### TÂCHE DEMANDÉE 1
Répondez aux questions suivantes sur l'extrait de l'arrêt relatif à la garantie des incendies :
(a) À quelle date l'assureur a-t-il opposé à Mme D... l'exclusion de garantie ?
(b) Quel article du code des assurances prévoit l'exclusion légale de garantie invoquée ?
(c) D'après le point 8, quel fait n'implique pas, à lui seul, la volonté de renoncer à invoquer une telle exclusion ?
### TÂCHE DEMANDÉE 2
Pourriez-vous poursuivre l'extrait de l'arrêt relatif à la garantie des incendies à partir de sa dernière phrase ?

### PASSAGE DU TEXTE
= = = =
6. Pour condamner l'assureur à garantir Mme D... de ses dommages résultant des incendies survenus le 28 octobre 2012, l' arrêt relève, par motifs propres et adoptés, qu'alors qu'au cours de son audition par la Gendarmerie, le 30 octobre 2012, avait été remise à l'agent général de l'assureur une lettre de G... A..., écrite à son attention et dont l'authenticité lui avait été confirmée sans délai, par laquelle celui-ci reconnaissait être l'auteur des trois incendies, l'assureur n'a opposé à Mme D... l'exclusion de garantie que le 12 juin 2013, sans avoir auparavant émis la moindre réserve sur sa garantie, ni donné instruction au cabinet d'expertise qu'il avait missionné afin, notamment, d'évaluer les biens sinistrés, d'interrompre ses opérations. Il constate encore que cet expert a communiqué à son confrère l'étude de valeur vénale des bâtiments sinistrés en l'invitant à confirmer son accord avant la transmission de cette étude à l'assureur, et énonce que ce dernier ne peut sérieusement soutenir que la poursuite de l'enquête pénale ne lui permettait pas de s'opposer à la prise en charge du sinistre alors même qu'il n'a pas attendu l'issue de celle-ci pour le faire et qu'il disposait d'éléments suffisants pour émettre à tout le moins les réserves expresses d'usage en la matière.
7. L'arrêt retient qu'il en ressort qu'en poursuivant les opérations d'expertise qu'il avait diligentées pour évaluer les biens sinistrés de son assuré, en parfaite connaissance de l'imputabilité des trois sinistres à ce dernier, l'assureur a renoncé implicitement mais sans équivoque à se prévaloir de l'exclusion légale de garantie prévue par l'article L. 113-1, alinéa 2, du code des assurances.
8. En statuant ainsi, par des motifs impropres à caractériser la renonciation non équivoque de l'assureur à se prévaloir de l'exclusion légale de garantie résultant de la faute intentionnelle de G... A..., dès lors que le fait de poursuivre les opérations d'une expertise amiable afin de déterminer l'étendue des dommages résultant d'un sinistre n'implique pas, à lui seul, la volonté de renoncer à invoquer une telle exclusion, la cour d'appel a violé les textes susvisés.
= = = =
Entrées des zones étiquetées
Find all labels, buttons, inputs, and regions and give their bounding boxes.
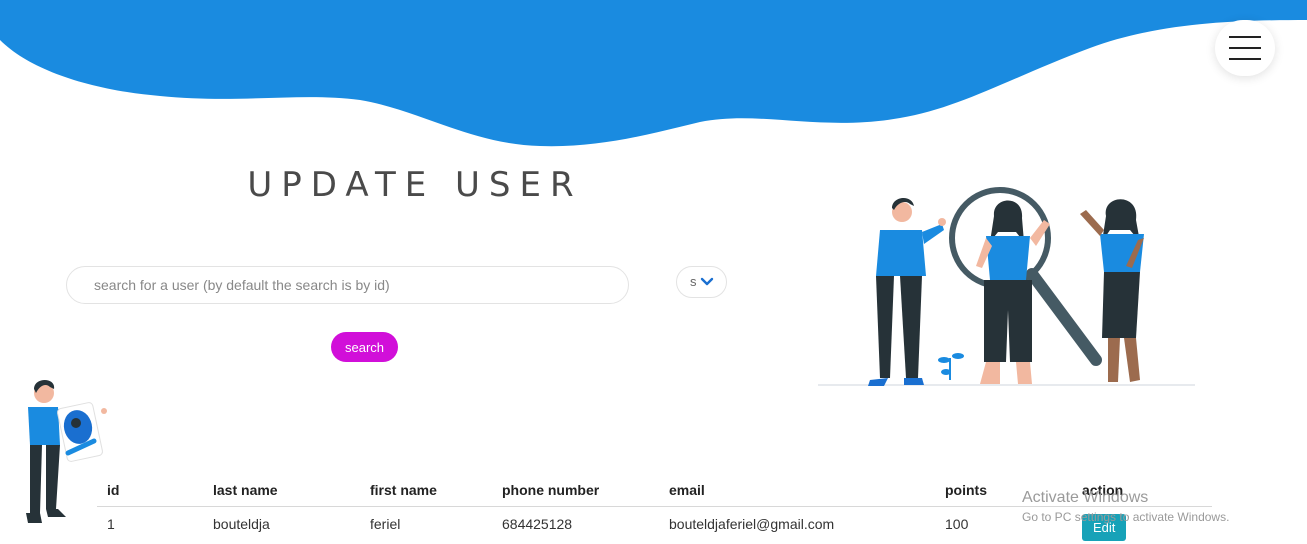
search-button[interactable]: search [331,332,398,362]
activate-windows-watermark: Activate Windows Go to PC settings to ac… [1022,489,1229,524]
hamburger-icon [1229,36,1261,38]
header-wave [0,0,1307,147]
page-title: UPDATE USER [247,165,583,205]
col-id: id [97,475,203,507]
team-illustration [818,187,1195,386]
cell-phone: 684425128 [502,516,573,532]
select-value: s [690,274,697,289]
cell-first-name: feriel [370,516,401,532]
search-input[interactable] [66,266,629,304]
menu-button[interactable] [1215,20,1275,76]
cell-last-name: bouteldja [213,516,270,532]
col-last-name: last name [203,475,360,507]
chevron-down-icon [700,277,714,286]
watermark-title: Activate Windows [1022,489,1149,506]
col-first-name: first name [360,475,492,507]
cell-email: bouteldjaferiel@gmail.com [669,516,835,532]
watermark-subtitle: Go to PC settings to activate Windows. [1022,510,1230,524]
col-phone: phone number [492,475,659,507]
col-email: email [659,475,935,507]
search-type-select[interactable]: s [676,266,727,298]
cell-id: 1 [107,516,115,532]
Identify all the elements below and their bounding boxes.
= = = =
### RÉSULTAT OBTENU 1
(a) Le 12 juin 2013.
(b) L'article L. 113-1, alinéa 2, du code des assurances.
(c) Le fait de poursuivre les opérations d'une expertise amiable afin de déterminer l'étendue des dommages résultant d'un sinistre.

### RÉSULTAT OBTENU 2
PAR CES MOTIFS, et sans qu'il y ait lieu de statuer sur la seconde branche du moyen, la Cour :
CASSE ET ANNULE, en toutes ses dispositions, l'arrêt rendu le 6 novembre 2018, entre les parties, par la cour d'appel de Besançon ;
Remet l'affaire et les parties dans l'état où elles se trouvaient avant cet arrêt et les renvoie devant la cour d'appel de Dijon ;
Condamne Mme D... aux dépens ;
En application de l'article 700 du code de procédure civile, rejette les demandes ;
Dit que sur les diligences du procureur général près la Cour de cassation, le présent arrêt sera transmis pour être transcrit en marge ou à la suite de l'arrêt cassé ;
Ainsi fait et jugé par la Cour de cassation, deuxième chambre civile, et prononcé par le président en son audience publique du cinq mars deux mille vingt.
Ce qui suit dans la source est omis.